--- START OF Extracted records ---

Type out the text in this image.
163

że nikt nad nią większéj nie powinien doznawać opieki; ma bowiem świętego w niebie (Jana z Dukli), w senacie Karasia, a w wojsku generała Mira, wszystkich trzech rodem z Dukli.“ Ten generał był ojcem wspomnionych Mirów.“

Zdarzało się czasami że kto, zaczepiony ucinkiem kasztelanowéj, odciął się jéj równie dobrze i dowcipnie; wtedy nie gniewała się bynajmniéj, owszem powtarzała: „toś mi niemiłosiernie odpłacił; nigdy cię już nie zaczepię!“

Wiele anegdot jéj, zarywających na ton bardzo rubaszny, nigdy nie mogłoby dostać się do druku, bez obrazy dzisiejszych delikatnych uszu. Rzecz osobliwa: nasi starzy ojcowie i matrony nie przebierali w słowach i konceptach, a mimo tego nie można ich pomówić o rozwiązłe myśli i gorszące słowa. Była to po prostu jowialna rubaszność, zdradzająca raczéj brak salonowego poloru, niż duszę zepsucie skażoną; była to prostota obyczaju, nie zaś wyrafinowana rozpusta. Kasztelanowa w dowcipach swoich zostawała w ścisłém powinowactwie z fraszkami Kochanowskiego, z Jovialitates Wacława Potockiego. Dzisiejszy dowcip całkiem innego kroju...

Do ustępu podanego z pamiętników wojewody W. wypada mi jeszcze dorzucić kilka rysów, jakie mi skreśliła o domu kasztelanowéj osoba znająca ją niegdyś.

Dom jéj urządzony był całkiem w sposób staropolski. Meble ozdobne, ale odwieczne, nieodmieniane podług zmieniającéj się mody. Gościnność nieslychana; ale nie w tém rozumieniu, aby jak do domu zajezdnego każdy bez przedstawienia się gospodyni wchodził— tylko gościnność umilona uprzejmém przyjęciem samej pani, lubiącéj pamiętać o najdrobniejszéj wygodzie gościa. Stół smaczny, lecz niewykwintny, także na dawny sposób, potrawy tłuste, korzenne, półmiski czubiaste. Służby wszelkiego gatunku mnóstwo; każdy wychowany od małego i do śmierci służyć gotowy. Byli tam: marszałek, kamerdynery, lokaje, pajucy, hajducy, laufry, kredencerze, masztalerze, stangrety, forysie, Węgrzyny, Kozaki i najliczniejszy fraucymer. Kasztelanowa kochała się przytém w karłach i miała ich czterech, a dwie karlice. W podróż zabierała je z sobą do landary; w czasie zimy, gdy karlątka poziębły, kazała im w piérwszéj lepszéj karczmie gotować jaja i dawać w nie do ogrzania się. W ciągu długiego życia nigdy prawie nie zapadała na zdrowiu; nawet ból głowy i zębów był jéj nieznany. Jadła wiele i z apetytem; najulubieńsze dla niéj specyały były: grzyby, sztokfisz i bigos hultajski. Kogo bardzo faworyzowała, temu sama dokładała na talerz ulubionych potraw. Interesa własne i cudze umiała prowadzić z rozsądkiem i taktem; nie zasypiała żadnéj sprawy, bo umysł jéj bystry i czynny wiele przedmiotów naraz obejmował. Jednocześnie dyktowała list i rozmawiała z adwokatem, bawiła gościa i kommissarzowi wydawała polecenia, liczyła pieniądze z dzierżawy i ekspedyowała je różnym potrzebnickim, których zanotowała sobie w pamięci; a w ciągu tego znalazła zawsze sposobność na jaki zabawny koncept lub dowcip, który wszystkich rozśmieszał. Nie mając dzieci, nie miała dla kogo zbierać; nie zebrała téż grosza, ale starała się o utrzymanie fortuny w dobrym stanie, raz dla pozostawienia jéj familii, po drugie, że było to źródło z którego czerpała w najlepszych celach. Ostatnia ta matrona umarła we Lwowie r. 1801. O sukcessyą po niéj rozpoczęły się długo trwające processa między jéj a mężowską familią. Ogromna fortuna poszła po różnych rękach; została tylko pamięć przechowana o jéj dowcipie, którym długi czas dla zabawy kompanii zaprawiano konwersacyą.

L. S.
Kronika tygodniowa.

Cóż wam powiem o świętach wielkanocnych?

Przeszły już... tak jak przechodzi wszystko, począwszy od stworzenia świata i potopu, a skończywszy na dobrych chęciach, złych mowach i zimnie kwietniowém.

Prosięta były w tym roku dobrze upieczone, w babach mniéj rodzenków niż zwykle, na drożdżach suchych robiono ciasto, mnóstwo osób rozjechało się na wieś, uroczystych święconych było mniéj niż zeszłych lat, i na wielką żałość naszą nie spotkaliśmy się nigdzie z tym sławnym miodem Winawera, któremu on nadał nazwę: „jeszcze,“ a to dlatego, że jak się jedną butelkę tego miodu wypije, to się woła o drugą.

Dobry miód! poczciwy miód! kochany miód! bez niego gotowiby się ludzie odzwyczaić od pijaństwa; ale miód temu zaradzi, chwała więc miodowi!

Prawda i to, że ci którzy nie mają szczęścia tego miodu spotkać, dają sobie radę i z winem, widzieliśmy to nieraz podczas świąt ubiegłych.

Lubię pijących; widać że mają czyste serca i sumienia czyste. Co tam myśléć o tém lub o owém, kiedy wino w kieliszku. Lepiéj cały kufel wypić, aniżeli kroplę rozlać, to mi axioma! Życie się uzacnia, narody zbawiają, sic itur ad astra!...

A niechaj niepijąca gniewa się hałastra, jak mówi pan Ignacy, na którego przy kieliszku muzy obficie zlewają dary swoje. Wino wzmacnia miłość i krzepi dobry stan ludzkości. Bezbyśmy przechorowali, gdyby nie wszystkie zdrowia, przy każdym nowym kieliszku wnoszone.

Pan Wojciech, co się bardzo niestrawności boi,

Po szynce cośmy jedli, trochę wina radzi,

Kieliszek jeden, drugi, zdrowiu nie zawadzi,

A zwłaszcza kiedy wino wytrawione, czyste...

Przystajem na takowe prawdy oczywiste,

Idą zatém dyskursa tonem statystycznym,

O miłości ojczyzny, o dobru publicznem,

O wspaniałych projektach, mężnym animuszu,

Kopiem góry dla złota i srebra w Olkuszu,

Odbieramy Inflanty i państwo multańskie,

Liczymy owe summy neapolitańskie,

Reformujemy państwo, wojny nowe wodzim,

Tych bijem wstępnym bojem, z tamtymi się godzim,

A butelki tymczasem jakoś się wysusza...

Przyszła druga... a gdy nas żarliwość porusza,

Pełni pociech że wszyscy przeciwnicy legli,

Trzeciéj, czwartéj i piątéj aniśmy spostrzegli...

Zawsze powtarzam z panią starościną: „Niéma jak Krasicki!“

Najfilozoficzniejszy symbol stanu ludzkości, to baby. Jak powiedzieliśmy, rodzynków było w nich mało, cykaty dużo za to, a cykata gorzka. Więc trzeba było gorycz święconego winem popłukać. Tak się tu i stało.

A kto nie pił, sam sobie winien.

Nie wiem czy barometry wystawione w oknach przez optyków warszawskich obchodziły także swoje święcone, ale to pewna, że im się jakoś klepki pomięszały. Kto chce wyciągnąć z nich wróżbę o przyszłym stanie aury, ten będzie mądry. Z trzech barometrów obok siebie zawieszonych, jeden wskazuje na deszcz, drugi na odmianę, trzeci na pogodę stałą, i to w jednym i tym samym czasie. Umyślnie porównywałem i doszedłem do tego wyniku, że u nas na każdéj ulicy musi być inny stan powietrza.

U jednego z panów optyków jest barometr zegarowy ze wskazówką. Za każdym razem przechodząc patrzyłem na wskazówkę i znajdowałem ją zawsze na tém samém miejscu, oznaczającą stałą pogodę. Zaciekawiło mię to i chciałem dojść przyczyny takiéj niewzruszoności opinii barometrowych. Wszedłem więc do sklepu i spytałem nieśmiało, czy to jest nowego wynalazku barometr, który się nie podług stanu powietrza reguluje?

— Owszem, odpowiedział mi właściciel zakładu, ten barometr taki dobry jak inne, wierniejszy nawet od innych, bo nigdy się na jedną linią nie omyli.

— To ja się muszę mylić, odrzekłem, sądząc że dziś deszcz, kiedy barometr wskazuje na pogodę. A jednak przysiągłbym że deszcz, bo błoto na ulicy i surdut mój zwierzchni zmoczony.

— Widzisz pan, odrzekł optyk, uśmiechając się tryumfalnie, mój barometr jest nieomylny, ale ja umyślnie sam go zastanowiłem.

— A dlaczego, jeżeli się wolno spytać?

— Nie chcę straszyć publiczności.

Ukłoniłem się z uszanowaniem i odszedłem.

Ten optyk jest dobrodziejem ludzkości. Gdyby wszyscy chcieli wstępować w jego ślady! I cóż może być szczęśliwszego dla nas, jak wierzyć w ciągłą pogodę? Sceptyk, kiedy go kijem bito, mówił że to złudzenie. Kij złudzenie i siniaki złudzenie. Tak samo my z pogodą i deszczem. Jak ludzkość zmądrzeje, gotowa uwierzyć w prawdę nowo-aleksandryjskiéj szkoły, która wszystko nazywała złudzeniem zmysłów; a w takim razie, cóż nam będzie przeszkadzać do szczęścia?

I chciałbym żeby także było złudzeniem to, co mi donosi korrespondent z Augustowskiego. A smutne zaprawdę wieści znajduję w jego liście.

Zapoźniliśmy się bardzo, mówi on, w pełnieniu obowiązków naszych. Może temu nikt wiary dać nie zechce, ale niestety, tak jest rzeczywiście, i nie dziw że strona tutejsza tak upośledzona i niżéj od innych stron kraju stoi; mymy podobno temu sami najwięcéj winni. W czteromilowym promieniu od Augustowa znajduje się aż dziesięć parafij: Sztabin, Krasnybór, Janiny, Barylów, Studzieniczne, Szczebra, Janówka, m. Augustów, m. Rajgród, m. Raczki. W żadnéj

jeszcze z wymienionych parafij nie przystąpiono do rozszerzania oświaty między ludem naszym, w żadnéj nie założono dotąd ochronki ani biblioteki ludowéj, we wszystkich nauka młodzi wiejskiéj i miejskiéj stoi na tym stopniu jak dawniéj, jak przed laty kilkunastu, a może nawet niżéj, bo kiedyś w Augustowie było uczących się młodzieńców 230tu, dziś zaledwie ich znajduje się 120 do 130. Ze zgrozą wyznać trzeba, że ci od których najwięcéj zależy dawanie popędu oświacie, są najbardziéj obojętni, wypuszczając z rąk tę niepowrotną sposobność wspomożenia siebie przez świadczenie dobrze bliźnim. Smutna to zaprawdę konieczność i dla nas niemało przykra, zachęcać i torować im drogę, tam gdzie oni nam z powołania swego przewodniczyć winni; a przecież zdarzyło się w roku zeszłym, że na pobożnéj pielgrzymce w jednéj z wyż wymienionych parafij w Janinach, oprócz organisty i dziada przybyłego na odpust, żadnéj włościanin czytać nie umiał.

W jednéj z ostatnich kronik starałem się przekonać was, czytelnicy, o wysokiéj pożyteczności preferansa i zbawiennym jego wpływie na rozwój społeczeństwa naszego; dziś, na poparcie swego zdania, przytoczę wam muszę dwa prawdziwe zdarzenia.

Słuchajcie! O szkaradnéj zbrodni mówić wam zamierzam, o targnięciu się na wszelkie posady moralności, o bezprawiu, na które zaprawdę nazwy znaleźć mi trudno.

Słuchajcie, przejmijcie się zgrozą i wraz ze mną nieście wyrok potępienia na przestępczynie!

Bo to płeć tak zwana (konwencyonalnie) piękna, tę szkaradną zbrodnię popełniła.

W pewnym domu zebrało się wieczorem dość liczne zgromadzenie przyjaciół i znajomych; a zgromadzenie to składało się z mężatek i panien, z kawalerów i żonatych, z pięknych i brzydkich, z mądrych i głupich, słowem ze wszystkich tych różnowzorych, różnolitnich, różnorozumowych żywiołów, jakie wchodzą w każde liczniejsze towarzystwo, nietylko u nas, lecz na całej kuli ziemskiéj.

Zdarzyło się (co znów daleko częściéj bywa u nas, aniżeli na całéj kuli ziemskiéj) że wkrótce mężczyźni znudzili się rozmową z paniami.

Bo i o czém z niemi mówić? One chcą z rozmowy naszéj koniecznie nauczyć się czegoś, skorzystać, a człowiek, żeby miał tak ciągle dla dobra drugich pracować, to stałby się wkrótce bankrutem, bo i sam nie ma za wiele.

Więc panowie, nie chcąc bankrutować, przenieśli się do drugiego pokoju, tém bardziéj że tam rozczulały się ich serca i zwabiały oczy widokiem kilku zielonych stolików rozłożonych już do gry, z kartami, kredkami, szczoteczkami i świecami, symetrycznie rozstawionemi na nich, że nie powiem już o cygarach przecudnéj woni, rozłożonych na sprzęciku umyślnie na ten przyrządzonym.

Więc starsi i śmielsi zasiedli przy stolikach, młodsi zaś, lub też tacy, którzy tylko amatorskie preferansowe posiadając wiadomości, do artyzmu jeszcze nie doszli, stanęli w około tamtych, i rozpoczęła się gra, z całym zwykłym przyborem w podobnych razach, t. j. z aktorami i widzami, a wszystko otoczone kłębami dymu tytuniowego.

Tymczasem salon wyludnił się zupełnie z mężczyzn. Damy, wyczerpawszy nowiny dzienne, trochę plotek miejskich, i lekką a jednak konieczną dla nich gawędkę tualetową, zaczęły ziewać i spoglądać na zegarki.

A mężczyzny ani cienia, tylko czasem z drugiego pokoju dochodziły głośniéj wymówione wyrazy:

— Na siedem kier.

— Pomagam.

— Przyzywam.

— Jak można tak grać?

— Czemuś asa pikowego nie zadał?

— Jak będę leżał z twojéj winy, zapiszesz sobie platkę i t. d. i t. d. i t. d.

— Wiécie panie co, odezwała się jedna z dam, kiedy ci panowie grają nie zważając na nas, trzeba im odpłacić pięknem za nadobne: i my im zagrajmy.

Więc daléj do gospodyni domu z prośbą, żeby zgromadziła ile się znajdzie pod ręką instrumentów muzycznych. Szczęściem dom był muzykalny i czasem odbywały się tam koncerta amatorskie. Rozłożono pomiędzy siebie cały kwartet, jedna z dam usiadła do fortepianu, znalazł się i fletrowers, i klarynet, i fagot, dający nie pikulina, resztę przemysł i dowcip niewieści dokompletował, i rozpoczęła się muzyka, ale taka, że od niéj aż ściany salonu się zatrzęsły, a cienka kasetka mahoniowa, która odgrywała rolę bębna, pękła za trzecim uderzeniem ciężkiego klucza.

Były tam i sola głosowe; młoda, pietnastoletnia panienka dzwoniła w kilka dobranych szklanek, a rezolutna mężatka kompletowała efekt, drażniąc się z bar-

--- END OF Extracted records ---

_Exercise aim_
Within the listing above, copy each line that has the string "powiem".

_Written solution_
Cóż wam powiem o świętach wielkanocnych?
Więc panowie, nie chcąc bankrutować, przenieśli się do drugiego pokoju, tém bardziéj że tam rozczulały się ich serca i zwabiały oczy widokiem kilku zielonych stolików rozłożonych już do gry, z kartami, kredkami, szczoteczkami i świecami, symetrycznie rozstawionemi na nich, że nie powiem już o cygarach przecudnéj woni, rozłożonych na sprzęciku umyślnie na ten przyrządzonym.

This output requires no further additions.